#### [Stated problem]
Every line holding the string "name" should be gathered.

Records from a data source
_ _ _ _
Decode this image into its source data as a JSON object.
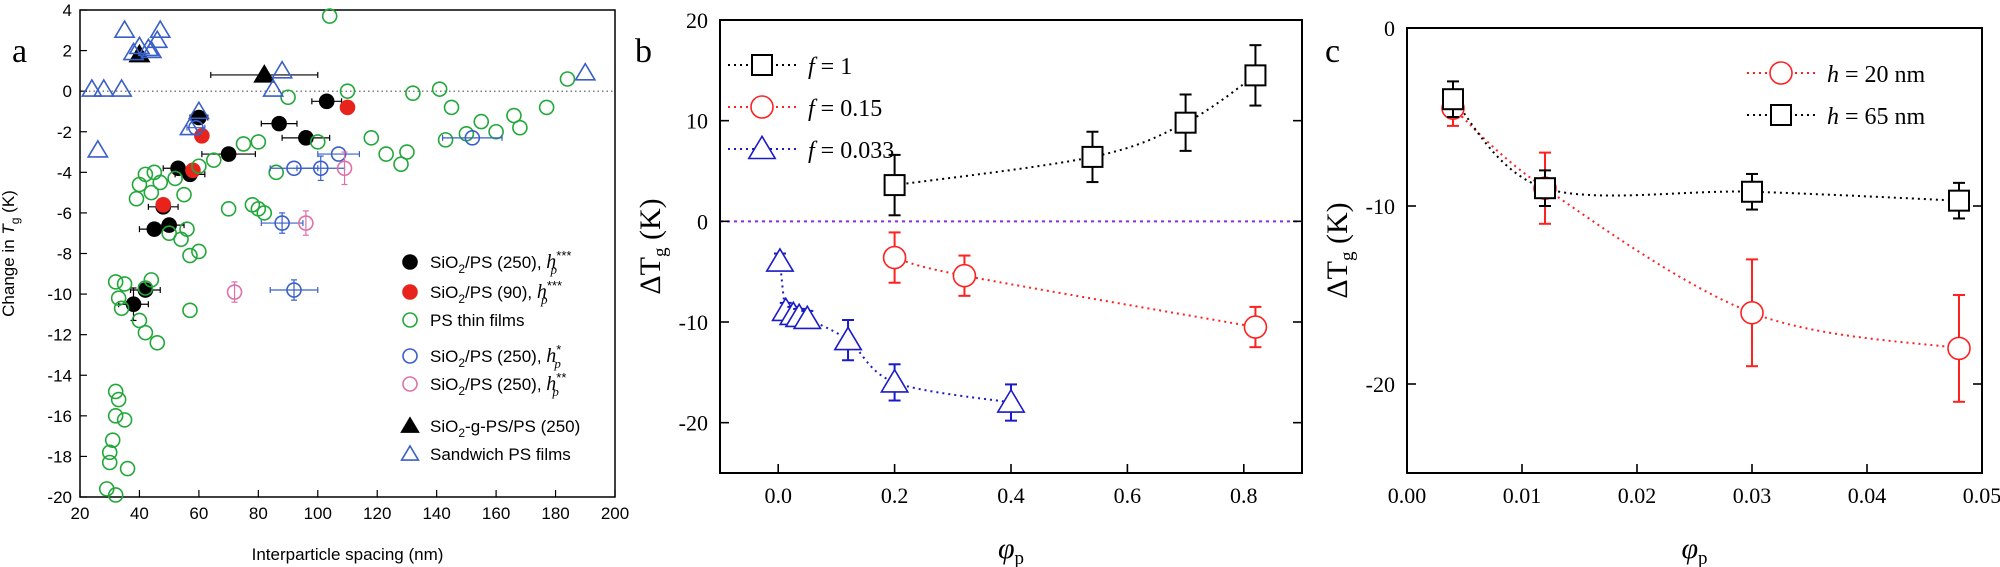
{
  "chart_data": [
    {
      "panel": "a",
      "type": "scatter",
      "xlabel": "Interparticle spacing (nm)",
      "ylabel": {
        "main": "Change in ",
        "var": "T",
        "sub": "g",
        "unit": " (K)"
      },
      "xlim": [
        20,
        200
      ],
      "ylim": [
        -20,
        4
      ],
      "xticks": [
        20,
        40,
        60,
        80,
        100,
        120,
        140,
        160,
        180,
        200
      ],
      "yticks": [
        4,
        2,
        0,
        -2,
        -4,
        -6,
        -8,
        -10,
        -12,
        -14,
        -16,
        -18,
        -20
      ],
      "reference_line_y": 0,
      "legend": [
        {
          "label": "SiO2/PS (250), hp***",
          "marker": "filled-circle",
          "color": "#000000"
        },
        {
          "label": "SiO2/PS (90), hp***",
          "marker": "filled-circle",
          "color": "#e8231c"
        },
        {
          "label": "PS thin films",
          "marker": "open-circle",
          "color": "#22a83a"
        },
        {
          "label": "SiO2/PS (250), hp*",
          "marker": "open-circle",
          "color": "#3a5fc8"
        },
        {
          "label": "SiO2/PS (250), hp**",
          "marker": "open-circle",
          "color": "#e070a8"
        },
        {
          "label": "SiO2-g-PS/PS (250)",
          "marker": "filled-triangle",
          "color": "#000000"
        },
        {
          "label": "Sandwich PS films",
          "marker": "open-triangle",
          "color": "#3a5fc8"
        }
      ],
      "series": [
        {
          "name": "SiO2/PS (250), hp***",
          "points": [
            [
              60,
              -1.3,
              3,
              0
            ],
            [
              103,
              -0.5,
              5,
              0
            ],
            [
              87,
              -1.6,
              6,
              0
            ],
            [
              96,
              -2.3,
              8,
              0
            ],
            [
              70,
              -3.1,
              9,
              0
            ],
            [
              53,
              -3.8,
              5,
              0
            ],
            [
              57,
              -4.1,
              5,
              0
            ],
            [
              48,
              -5.7,
              5,
              0
            ],
            [
              50,
              -6.6,
              5,
              0
            ],
            [
              45,
              -6.8,
              5,
              0
            ],
            [
              42,
              -9.8,
              5,
              0
            ],
            [
              38,
              -10.5,
              5,
              0.8
            ]
          ]
        },
        {
          "name": "SiO2/PS (90), hp***",
          "points": [
            [
              61,
              -2.2
            ],
            [
              58,
              -3.9
            ],
            [
              48,
              -5.6
            ],
            [
              110,
              -0.8
            ]
          ]
        },
        {
          "name": "PS thin films",
          "points": [
            [
              104,
              3.7
            ],
            [
              132,
              -0.1
            ],
            [
              141,
              0.1
            ],
            [
              110,
              0.0
            ],
            [
              184,
              0.6
            ],
            [
              90,
              -0.3
            ],
            [
              145,
              -0.8
            ],
            [
              177,
              -0.8
            ],
            [
              166,
              -1.2
            ],
            [
              155,
              -1.5
            ],
            [
              168,
              -1.8
            ],
            [
              160,
              -2.0
            ],
            [
              150,
              -2.1
            ],
            [
              143,
              -2.4
            ],
            [
              80,
              -2.5
            ],
            [
              75,
              -2.6
            ],
            [
              118,
              -2.3
            ],
            [
              100,
              -2.5
            ],
            [
              130,
              -3.0
            ],
            [
              123,
              -3.1
            ],
            [
              128,
              -3.6
            ],
            [
              86,
              -4.0
            ],
            [
              60,
              -3.7
            ],
            [
              65,
              -3.4
            ],
            [
              42,
              -4.1
            ],
            [
              45,
              -4.0
            ],
            [
              52,
              -4.3
            ],
            [
              47,
              -4.5
            ],
            [
              44,
              -5.0
            ],
            [
              55,
              -5.1
            ],
            [
              40,
              -4.6
            ],
            [
              39,
              -5.3
            ],
            [
              78,
              -5.6
            ],
            [
              70,
              -5.8
            ],
            [
              80,
              -5.8
            ],
            [
              82,
              -6.0
            ],
            [
              56,
              -6.8
            ],
            [
              54,
              -7.3
            ],
            [
              50,
              -7.0
            ],
            [
              60,
              -7.9
            ],
            [
              57,
              -8.1
            ],
            [
              32,
              -9.4
            ],
            [
              35,
              -9.5
            ],
            [
              44,
              -9.3
            ],
            [
              42,
              -9.7
            ],
            [
              33,
              -10.2
            ],
            [
              34,
              -10.7
            ],
            [
              57,
              -10.8
            ],
            [
              40,
              -11.3
            ],
            [
              42,
              -11.9
            ],
            [
              46,
              -12.4
            ],
            [
              32,
              -14.8
            ],
            [
              33,
              -15.2
            ],
            [
              32,
              -16.0
            ],
            [
              35,
              -16.2
            ],
            [
              31,
              -17.2
            ],
            [
              30,
              -17.8
            ],
            [
              30,
              -18.3
            ],
            [
              36,
              -18.6
            ],
            [
              29,
              -19.6
            ],
            [
              32,
              -19.9
            ]
          ]
        },
        {
          "name": "SiO2/PS (250), hp*",
          "points": [
            [
              107,
              -3.1,
              7,
              0
            ],
            [
              101,
              -3.8,
              8,
              0.6
            ],
            [
              92,
              -3.8,
              8,
              0
            ],
            [
              152,
              -2.3,
              10,
              0
            ],
            [
              88,
              -6.5,
              7,
              0.5
            ],
            [
              92,
              -9.8,
              8,
              0.5
            ],
            [
              59,
              -1.8,
              3,
              0
            ]
          ]
        },
        {
          "name": "SiO2/PS (250), hp**",
          "points": [
            [
              109,
              -3.8,
              0,
              0.8
            ],
            [
              96,
              -6.5,
              0,
              0.6
            ],
            [
              72,
              -9.9,
              0,
              0.5
            ]
          ]
        },
        {
          "name": "SiO2-g-PS/PS (250)",
          "points": [
            [
              40,
              1.8,
              0,
              0
            ],
            [
              82,
              0.8,
              18,
              0
            ]
          ]
        },
        {
          "name": "Sandwich PS films",
          "points": [
            [
              24,
              0.1
            ],
            [
              28,
              0.1
            ],
            [
              34,
              0.1
            ],
            [
              38,
              1.9
            ],
            [
              40,
              2.2
            ],
            [
              43,
              2.1
            ],
            [
              46,
              2.5
            ],
            [
              44,
              2.0
            ],
            [
              47,
              3.0
            ],
            [
              35,
              3.0
            ],
            [
              88,
              1.0
            ],
            [
              85,
              0.1
            ],
            [
              60,
              -1.0
            ],
            [
              57,
              -1.8
            ],
            [
              190,
              0.9
            ],
            [
              26,
              -2.9
            ]
          ]
        }
      ]
    },
    {
      "panel": "b",
      "type": "line",
      "xlabel": {
        "var": "φ",
        "sub": "p"
      },
      "ylabel": {
        "main": "ΔT",
        "sub": "g",
        "unit": " (K)"
      },
      "xlim": [
        -0.1,
        0.9
      ],
      "ylim": [
        -25,
        20
      ],
      "xticks": [
        0.0,
        0.2,
        0.4,
        0.6,
        0.8
      ],
      "xtick_labels": [
        "0.0",
        "0.2",
        "0.4",
        "0.6",
        "0.8"
      ],
      "yticks": [
        20,
        10,
        0,
        -10,
        -20
      ],
      "reference_line_y": 0,
      "legend_position": "top-left",
      "series": [
        {
          "name": "f = 1",
          "label_var": "f",
          "label_value": " = 1",
          "color": "#000000",
          "marker": "square",
          "x": [
            0.2,
            0.54,
            0.7,
            0.82
          ],
          "y": [
            3.6,
            6.4,
            9.8,
            14.5
          ],
          "err": [
            3.0,
            2.5,
            2.8,
            3.0
          ]
        },
        {
          "name": "f = 0.15",
          "label_var": "f",
          "label_value": " = 0.15",
          "color": "#ff2020",
          "marker": "circle",
          "x": [
            0.2,
            0.32,
            0.82
          ],
          "y": [
            -3.6,
            -5.4,
            -10.5
          ],
          "err": [
            2.5,
            2.0,
            2.0
          ]
        },
        {
          "name": "f = 0.033",
          "label_var": "f",
          "label_value": " = 0.033",
          "color": "#1a1ac8",
          "marker": "triangle",
          "x": [
            0.003,
            0.013,
            0.026,
            0.036,
            0.05,
            0.12,
            0.2,
            0.4
          ],
          "y": [
            -4.0,
            -8.9,
            -9.3,
            -9.5,
            -9.7,
            -11.8,
            -16.0,
            -18.0
          ],
          "err": [
            0.8,
            0.8,
            0.8,
            0.8,
            0.8,
            2.0,
            1.8,
            1.8
          ]
        }
      ]
    },
    {
      "panel": "c",
      "type": "line",
      "xlabel": {
        "var": "φ",
        "sub": "p"
      },
      "ylabel": {
        "main": "ΔT",
        "sub": "g",
        "unit": " (K)"
      },
      "xlim": [
        0.0,
        0.05
      ],
      "ylim": [
        -25,
        0
      ],
      "xticks": [
        0.0,
        0.01,
        0.02,
        0.03,
        0.04,
        0.05
      ],
      "xtick_labels": [
        "0.00",
        "0.01",
        "0.02",
        "0.03",
        "0.04",
        "0.05"
      ],
      "yticks": [
        0,
        -10,
        -20
      ],
      "legend_position": "top-right",
      "series": [
        {
          "name": "h = 20 nm",
          "label_var": "h",
          "label_value": " = 20 nm",
          "color": "#ff2020",
          "marker": "circle",
          "x": [
            0.004,
            0.012,
            0.03,
            0.048
          ],
          "y": [
            -4.5,
            -9.0,
            -16.0,
            -18.0
          ],
          "err": [
            1.0,
            2.0,
            3.0,
            3.0
          ]
        },
        {
          "name": "h = 65 nm",
          "label_var": "h",
          "label_value": " = 65 nm",
          "color": "#000000",
          "marker": "square",
          "x": [
            0.004,
            0.012,
            0.03,
            0.048
          ],
          "y": [
            -4.0,
            -9.0,
            -9.2,
            -9.7
          ],
          "err": [
            1.0,
            1.0,
            1.0,
            1.0
          ]
        }
      ]
    }
  ],
  "panel_labels": {
    "a": "a",
    "b": "b",
    "c": "c"
  }
}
_ _ _ _
#### [Expected answer]
          "name": "SiO2/PS (250), hp***",
          "name": "SiO2/PS (90), hp***",
          "name": "PS thin films",
          "name": "SiO2/PS (250), hp*",
          "name": "SiO2/PS (250), hp**",
          "name": "SiO2-g-PS/PS (250)",
          "name": "Sandwich PS films",
          "name": "f = 1",
          "name": "f = 0.15",
          "name": "f = 0.033",
          "name": "h = 20 nm",
          "name": "h = 65 nm",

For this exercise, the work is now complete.